• [WHAT YOU WILL DO]: Copy down every line where the string "code" shows up.

• [DATA SUPPLIED]:
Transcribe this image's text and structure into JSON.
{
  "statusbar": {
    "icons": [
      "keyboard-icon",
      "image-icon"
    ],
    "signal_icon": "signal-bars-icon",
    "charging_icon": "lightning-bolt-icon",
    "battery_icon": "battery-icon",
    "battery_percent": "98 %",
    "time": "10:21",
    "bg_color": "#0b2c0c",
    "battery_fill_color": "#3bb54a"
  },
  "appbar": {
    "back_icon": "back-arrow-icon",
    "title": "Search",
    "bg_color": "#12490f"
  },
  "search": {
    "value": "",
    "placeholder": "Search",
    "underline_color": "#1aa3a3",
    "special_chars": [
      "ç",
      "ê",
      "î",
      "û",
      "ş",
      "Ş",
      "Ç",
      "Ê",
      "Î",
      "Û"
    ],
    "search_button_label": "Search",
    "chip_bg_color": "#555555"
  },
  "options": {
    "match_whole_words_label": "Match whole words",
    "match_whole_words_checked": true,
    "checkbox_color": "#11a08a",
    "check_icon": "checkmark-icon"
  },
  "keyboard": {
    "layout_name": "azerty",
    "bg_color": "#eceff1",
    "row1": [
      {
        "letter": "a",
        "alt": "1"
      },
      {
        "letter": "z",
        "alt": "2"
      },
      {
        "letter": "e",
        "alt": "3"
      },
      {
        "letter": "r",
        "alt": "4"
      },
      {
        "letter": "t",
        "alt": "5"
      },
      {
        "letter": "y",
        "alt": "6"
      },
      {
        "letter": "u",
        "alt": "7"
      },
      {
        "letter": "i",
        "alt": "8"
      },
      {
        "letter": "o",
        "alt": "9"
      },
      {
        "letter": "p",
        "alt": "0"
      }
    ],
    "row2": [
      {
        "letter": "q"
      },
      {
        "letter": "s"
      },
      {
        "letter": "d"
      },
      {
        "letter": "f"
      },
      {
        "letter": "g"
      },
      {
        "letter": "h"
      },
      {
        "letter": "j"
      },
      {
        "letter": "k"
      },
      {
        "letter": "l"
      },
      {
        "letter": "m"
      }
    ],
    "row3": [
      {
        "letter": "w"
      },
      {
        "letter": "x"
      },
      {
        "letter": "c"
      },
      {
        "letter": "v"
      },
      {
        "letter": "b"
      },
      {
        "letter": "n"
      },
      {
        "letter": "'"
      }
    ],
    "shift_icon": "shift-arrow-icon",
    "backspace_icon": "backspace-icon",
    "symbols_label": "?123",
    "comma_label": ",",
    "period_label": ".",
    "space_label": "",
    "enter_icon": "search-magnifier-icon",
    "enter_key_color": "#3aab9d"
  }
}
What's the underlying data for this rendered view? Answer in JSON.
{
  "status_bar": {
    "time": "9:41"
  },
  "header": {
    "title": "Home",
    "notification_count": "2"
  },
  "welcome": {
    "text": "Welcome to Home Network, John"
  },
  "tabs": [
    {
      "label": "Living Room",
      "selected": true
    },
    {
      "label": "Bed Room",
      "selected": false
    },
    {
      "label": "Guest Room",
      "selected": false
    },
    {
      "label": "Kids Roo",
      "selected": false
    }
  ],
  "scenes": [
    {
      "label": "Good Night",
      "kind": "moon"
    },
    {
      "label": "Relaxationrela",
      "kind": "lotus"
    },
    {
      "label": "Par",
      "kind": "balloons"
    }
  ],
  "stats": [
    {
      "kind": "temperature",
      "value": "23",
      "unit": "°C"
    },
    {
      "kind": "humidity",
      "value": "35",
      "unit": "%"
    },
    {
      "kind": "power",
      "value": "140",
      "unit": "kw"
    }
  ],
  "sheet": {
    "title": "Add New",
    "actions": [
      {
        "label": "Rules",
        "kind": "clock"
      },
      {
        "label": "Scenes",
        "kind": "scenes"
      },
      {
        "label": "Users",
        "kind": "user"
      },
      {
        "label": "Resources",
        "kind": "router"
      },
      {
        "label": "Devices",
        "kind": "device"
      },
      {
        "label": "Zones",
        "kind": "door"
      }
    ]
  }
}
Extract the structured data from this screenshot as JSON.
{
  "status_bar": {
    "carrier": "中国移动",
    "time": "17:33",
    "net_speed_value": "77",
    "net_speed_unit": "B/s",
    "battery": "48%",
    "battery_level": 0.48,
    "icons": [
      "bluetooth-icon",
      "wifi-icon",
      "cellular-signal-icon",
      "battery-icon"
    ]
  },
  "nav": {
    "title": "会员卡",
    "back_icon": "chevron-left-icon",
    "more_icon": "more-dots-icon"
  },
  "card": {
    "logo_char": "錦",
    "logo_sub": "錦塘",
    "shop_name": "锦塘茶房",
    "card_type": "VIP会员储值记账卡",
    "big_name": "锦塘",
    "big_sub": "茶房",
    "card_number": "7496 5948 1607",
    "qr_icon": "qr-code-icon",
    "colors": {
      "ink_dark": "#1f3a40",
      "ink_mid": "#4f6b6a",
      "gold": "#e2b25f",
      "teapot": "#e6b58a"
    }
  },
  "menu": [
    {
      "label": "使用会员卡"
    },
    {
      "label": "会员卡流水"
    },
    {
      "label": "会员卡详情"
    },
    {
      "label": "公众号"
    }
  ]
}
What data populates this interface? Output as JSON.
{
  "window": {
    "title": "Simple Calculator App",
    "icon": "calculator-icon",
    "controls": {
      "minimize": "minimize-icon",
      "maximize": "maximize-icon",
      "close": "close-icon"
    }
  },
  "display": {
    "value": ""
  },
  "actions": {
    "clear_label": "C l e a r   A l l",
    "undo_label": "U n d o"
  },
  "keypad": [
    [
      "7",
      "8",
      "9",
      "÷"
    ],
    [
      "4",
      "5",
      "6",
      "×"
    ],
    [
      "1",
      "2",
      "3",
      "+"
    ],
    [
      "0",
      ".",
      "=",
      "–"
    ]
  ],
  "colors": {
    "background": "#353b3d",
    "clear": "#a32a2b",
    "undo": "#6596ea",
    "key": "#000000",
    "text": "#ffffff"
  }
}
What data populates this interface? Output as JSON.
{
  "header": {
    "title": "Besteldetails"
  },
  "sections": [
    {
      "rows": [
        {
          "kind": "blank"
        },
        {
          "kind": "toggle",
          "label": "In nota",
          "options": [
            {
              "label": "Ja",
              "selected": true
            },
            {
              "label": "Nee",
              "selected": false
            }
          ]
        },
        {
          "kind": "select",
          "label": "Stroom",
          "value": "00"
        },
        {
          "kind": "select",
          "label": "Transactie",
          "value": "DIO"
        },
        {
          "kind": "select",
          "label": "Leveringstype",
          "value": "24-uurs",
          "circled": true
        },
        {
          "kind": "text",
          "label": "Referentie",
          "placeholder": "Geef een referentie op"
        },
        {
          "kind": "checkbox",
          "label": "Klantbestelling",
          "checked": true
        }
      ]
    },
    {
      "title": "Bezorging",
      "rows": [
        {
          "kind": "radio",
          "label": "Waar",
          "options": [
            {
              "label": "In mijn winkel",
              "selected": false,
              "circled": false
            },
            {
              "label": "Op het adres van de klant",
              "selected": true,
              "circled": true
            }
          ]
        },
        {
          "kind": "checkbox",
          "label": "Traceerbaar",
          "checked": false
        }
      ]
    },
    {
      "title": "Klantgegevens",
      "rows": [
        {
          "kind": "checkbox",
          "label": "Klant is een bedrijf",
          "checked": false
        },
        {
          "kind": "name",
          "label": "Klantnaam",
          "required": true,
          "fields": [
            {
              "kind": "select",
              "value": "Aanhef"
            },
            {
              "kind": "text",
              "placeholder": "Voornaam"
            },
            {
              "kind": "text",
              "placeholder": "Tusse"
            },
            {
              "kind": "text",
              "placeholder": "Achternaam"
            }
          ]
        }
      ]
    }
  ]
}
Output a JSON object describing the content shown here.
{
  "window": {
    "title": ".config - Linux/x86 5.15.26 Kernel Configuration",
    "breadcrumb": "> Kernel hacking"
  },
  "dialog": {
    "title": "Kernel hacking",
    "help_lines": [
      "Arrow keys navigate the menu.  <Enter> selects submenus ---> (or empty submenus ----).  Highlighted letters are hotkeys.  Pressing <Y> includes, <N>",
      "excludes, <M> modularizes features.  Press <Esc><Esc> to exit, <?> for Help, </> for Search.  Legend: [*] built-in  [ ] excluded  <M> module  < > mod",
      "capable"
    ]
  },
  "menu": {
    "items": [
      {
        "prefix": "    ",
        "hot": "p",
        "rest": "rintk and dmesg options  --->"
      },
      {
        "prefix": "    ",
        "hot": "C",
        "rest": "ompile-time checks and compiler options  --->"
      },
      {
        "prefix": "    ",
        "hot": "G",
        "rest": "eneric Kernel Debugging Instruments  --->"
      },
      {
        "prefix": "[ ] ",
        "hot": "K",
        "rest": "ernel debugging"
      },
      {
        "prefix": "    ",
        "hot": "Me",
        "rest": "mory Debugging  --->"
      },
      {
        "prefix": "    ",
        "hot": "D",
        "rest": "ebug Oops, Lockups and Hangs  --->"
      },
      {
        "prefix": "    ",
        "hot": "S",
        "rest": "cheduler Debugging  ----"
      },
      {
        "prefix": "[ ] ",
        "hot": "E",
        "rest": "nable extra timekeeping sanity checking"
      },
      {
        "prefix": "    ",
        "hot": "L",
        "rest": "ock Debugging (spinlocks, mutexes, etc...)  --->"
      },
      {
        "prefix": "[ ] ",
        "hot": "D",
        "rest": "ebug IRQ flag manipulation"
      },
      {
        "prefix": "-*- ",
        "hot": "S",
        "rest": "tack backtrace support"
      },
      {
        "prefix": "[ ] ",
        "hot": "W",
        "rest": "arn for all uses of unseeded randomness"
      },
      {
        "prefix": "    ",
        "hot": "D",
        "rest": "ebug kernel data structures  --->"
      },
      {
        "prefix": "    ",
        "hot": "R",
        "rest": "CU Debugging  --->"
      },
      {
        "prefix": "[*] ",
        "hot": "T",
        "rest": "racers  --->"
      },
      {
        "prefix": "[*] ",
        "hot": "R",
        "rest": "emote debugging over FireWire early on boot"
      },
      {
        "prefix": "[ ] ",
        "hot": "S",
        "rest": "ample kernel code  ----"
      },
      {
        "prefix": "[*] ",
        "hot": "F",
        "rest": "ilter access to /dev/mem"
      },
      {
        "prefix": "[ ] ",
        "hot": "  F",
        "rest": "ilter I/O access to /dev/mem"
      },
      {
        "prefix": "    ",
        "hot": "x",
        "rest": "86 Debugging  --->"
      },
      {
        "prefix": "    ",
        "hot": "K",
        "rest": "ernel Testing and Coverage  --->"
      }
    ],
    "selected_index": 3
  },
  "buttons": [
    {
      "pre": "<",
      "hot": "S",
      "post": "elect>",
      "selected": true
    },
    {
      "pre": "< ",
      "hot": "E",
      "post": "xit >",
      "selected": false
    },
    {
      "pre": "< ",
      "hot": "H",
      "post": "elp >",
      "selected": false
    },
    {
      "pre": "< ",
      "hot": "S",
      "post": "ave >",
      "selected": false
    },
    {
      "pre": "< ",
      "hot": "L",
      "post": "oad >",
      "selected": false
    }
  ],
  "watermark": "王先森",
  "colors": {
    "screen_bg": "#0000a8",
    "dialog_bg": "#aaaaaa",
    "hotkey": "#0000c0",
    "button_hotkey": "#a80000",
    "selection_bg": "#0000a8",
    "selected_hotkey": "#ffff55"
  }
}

• [OUTPUT OF THE EXERCISE]:
    "qr_icon": "qr-code-icon",
        "rest": "ample kernel code  ----"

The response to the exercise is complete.